» **WORK REQUIRED**: Wherever a line in the data below holds "this", copy that line.

» **DATA SUPPLIED**:
○ ○ ○ ○

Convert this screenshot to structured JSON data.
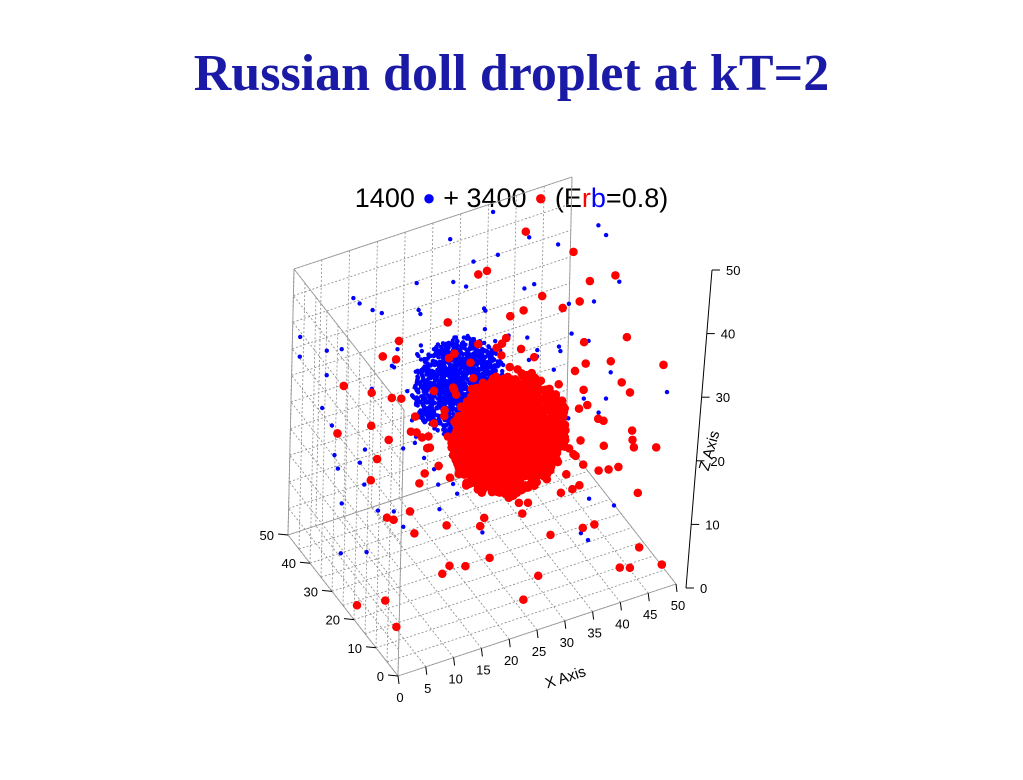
{
  "slide": {
    "title": "Russian doll droplet at kT=2",
    "subtitle": {
      "count_a": "1400",
      "dot_a": "●",
      "plus": "+",
      "count_b": "3400",
      "dot_b": "●",
      "param_open": "(E",
      "param_r": "r",
      "param_b": "b",
      "param_close": "=0.8)"
    }
  },
  "colors": {
    "series_a": "#0000ff",
    "series_b": "#ff0000",
    "title": "#1a1aa6"
  },
  "chart_data": {
    "type": "scatter",
    "dimensions": 3,
    "xlabel": "X Axis",
    "ylabel": "",
    "zlabel": "Z Axis",
    "xlim": [
      0,
      50
    ],
    "ylim": [
      0,
      50
    ],
    "zlim": [
      0,
      50
    ],
    "x_ticks": [
      0,
      5,
      10,
      15,
      20,
      25,
      30,
      35,
      40,
      45,
      50
    ],
    "y_ticks": [
      0,
      10,
      20,
      30,
      40,
      50
    ],
    "z_ticks": [
      0,
      10,
      20,
      30,
      40,
      50
    ],
    "grid": true,
    "series": [
      {
        "color": "#0000ff",
        "marker": "small dot",
        "count": 1400,
        "cluster_center": [
          22,
          30,
          31
        ],
        "cluster_radius": 8
      },
      {
        "color": "#ff0000",
        "marker": "large dot",
        "count": 3400,
        "cluster_center": [
          28,
          22,
          24
        ],
        "cluster_radius": 10
      }
    ]
  }
}
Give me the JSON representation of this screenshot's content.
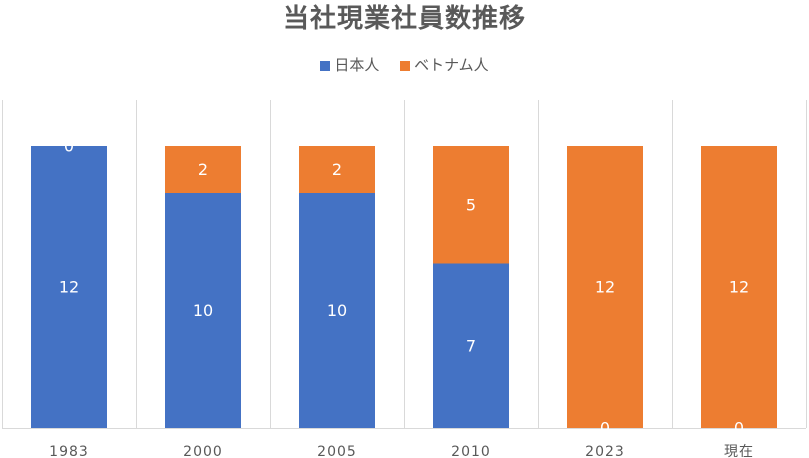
{
  "chart_data": {
    "type": "bar",
    "stacked": true,
    "title": "当社現業社員数推移",
    "categories": [
      "1983",
      "2000",
      "2005",
      "2010",
      "2023",
      "現在"
    ],
    "series": [
      {
        "name": "日本人",
        "values": [
          12,
          10,
          10,
          7,
          0,
          0
        ],
        "color": "#4472C4"
      },
      {
        "name": "ベトナム人",
        "values": [
          0,
          2,
          2,
          5,
          12,
          12
        ],
        "color": "#ED7D31"
      }
    ],
    "xlabel": "",
    "ylabel": "",
    "ylim": [
      0,
      12
    ],
    "grid": "vertical category separators",
    "legend": "top-center"
  }
}
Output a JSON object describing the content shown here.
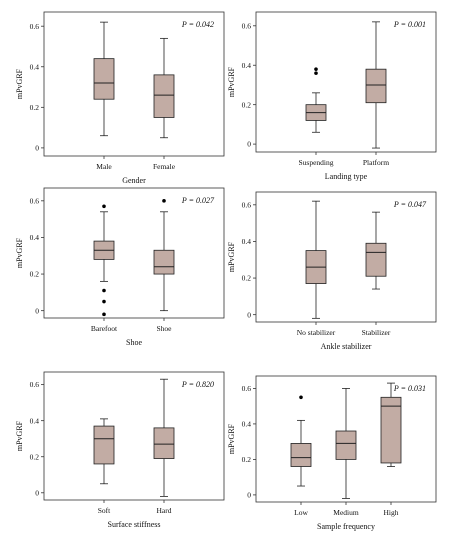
{
  "chart_data": [
    {
      "type": "box",
      "p_label": "P = 0.042",
      "ylabel": "mPvGRF",
      "xlabel": "Gender",
      "ylim": [
        -0.04,
        0.67
      ],
      "yticks": [
        "0",
        "0.2",
        "0.4",
        "0.6"
      ],
      "categories": [
        "Male",
        "Female"
      ],
      "boxes": [
        {
          "whisker_low": 0.06,
          "q1": 0.24,
          "median": 0.32,
          "q3": 0.44,
          "whisker_high": 0.62,
          "outliers": []
        },
        {
          "whisker_low": 0.05,
          "q1": 0.15,
          "median": 0.26,
          "q3": 0.36,
          "whisker_high": 0.54,
          "outliers": []
        }
      ]
    },
    {
      "type": "box",
      "p_label": "P = 0.001",
      "ylabel": "mPvGRF",
      "xlabel": "Landing type",
      "ylim": [
        -0.04,
        0.67
      ],
      "yticks": [
        "0",
        "0.2",
        "0.4",
        "0.6"
      ],
      "categories": [
        "Suspending",
        "Platform"
      ],
      "boxes": [
        {
          "whisker_low": 0.06,
          "q1": 0.12,
          "median": 0.16,
          "q3": 0.2,
          "whisker_high": 0.26,
          "outliers": [
            0.36,
            0.38
          ]
        },
        {
          "whisker_low": -0.02,
          "q1": 0.21,
          "median": 0.3,
          "q3": 0.38,
          "whisker_high": 0.62,
          "outliers": []
        }
      ]
    },
    {
      "type": "box",
      "p_label": "P = 0.027",
      "ylabel": "mPvGRF",
      "xlabel": "Shoe",
      "ylim": [
        -0.04,
        0.67
      ],
      "yticks": [
        "0",
        "0.2",
        "0.4",
        "0.6"
      ],
      "categories": [
        "Barefoot",
        "Shoe"
      ],
      "boxes": [
        {
          "whisker_low": 0.16,
          "q1": 0.28,
          "median": 0.33,
          "q3": 0.38,
          "whisker_high": 0.54,
          "outliers": [
            0.57,
            0.11,
            0.05,
            -0.02
          ]
        },
        {
          "whisker_low": 0.0,
          "q1": 0.2,
          "median": 0.24,
          "q3": 0.33,
          "whisker_high": 0.54,
          "outliers": [
            0.6
          ]
        }
      ]
    },
    {
      "type": "box",
      "p_label": "P = 0.047",
      "ylabel": "mPvGRF",
      "xlabel": "Ankle stabilizer",
      "ylim": [
        -0.04,
        0.67
      ],
      "yticks": [
        "0",
        "0.2",
        "0.4",
        "0.6"
      ],
      "categories": [
        "No stabilizer",
        "Stabilizer"
      ],
      "boxes": [
        {
          "whisker_low": -0.02,
          "q1": 0.17,
          "median": 0.26,
          "q3": 0.35,
          "whisker_high": 0.62,
          "outliers": []
        },
        {
          "whisker_low": 0.14,
          "q1": 0.21,
          "median": 0.34,
          "q3": 0.39,
          "whisker_high": 0.56,
          "outliers": []
        }
      ]
    },
    {
      "type": "box",
      "p_label": "P = 0.820",
      "ylabel": "mPvGRF",
      "xlabel": "Surface stiffness",
      "ylim": [
        -0.04,
        0.67
      ],
      "yticks": [
        "0",
        "0.2",
        "0.4",
        "0.6"
      ],
      "categories": [
        "Soft",
        "Hard"
      ],
      "boxes": [
        {
          "whisker_low": 0.05,
          "q1": 0.16,
          "median": 0.3,
          "q3": 0.37,
          "whisker_high": 0.41,
          "outliers": []
        },
        {
          "whisker_low": -0.02,
          "q1": 0.19,
          "median": 0.27,
          "q3": 0.36,
          "whisker_high": 0.63,
          "outliers": []
        }
      ]
    },
    {
      "type": "box",
      "p_label": "P = 0.031",
      "ylabel": "mPvGRF",
      "xlabel": "Sample frequency",
      "ylim": [
        -0.04,
        0.67
      ],
      "yticks": [
        "0",
        "0.2",
        "0.4",
        "0.6"
      ],
      "categories": [
        "Low",
        "Medium",
        "High"
      ],
      "boxes": [
        {
          "whisker_low": 0.05,
          "q1": 0.16,
          "median": 0.21,
          "q3": 0.29,
          "whisker_high": 0.42,
          "outliers": [
            0.55
          ]
        },
        {
          "whisker_low": -0.02,
          "q1": 0.2,
          "median": 0.29,
          "q3": 0.36,
          "whisker_high": 0.6,
          "outliers": []
        },
        {
          "whisker_low": 0.16,
          "q1": 0.18,
          "median": 0.5,
          "q3": 0.55,
          "whisker_high": 0.63,
          "outliers": []
        }
      ]
    }
  ],
  "style": {
    "box_fill": "#c2aca4",
    "line_color": "#222222",
    "axis_color": "#333333"
  }
}
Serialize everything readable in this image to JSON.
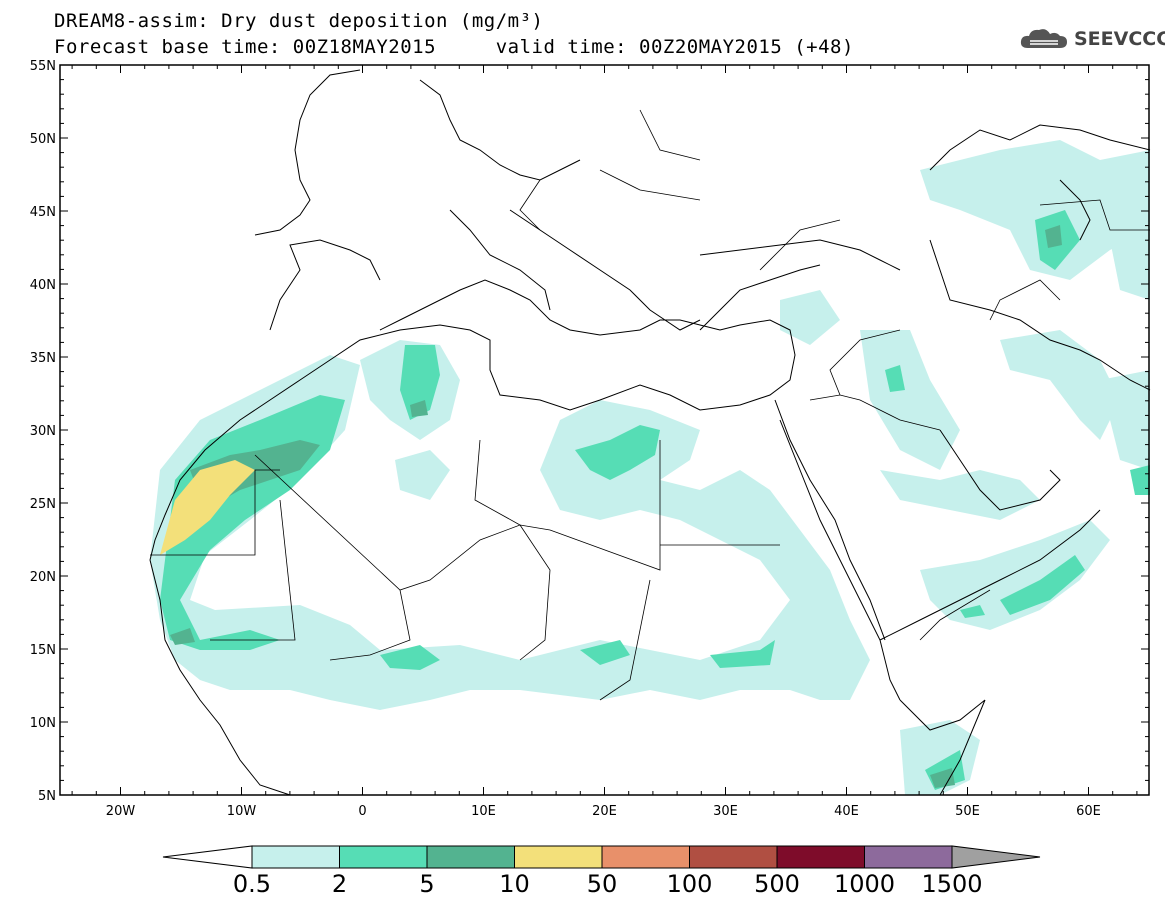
{
  "title": {
    "line1": "DREAM8-assim: Dry dust deposition (mg/m³)",
    "line2": "Forecast base time: 00Z18MAY2015     valid time: 00Z20MAY2015 (+48)"
  },
  "logo": {
    "text": "SEEVCCC",
    "icon": "cloud-icon"
  },
  "map": {
    "lon_range": [
      -25,
      65
    ],
    "lat_range": [
      5,
      55
    ],
    "x_ticks": [
      "20W",
      "10W",
      "0",
      "10E",
      "20E",
      "30E",
      "40E",
      "50E",
      "60E"
    ],
    "y_ticks": [
      "55N",
      "50N",
      "45N",
      "40N",
      "35N",
      "30N",
      "25N",
      "20N",
      "15N",
      "10N",
      "5N"
    ]
  },
  "legend": {
    "bins": [
      {
        "color": "#c6f0ec"
      },
      {
        "color": "#56ddb5"
      },
      {
        "color": "#53b390"
      },
      {
        "color": "#f3e07a"
      },
      {
        "color": "#e8906a"
      },
      {
        "color": "#b04f42"
      },
      {
        "color": "#7e0c2a"
      },
      {
        "color": "#8d6a9c"
      }
    ],
    "labels": [
      "0.5",
      "2",
      "5",
      "10",
      "50",
      "100",
      "500",
      "1000",
      "1500"
    ],
    "under_color": "#ffffff",
    "over_color": "#a0a0a0"
  }
}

○ ○ ○ ○

» **THE RESPONSE**:
Convert this screenshot to structured JSON data.
Give me the JSON representation of this screenshot's content.
Serialize everything readable in this image to JSON.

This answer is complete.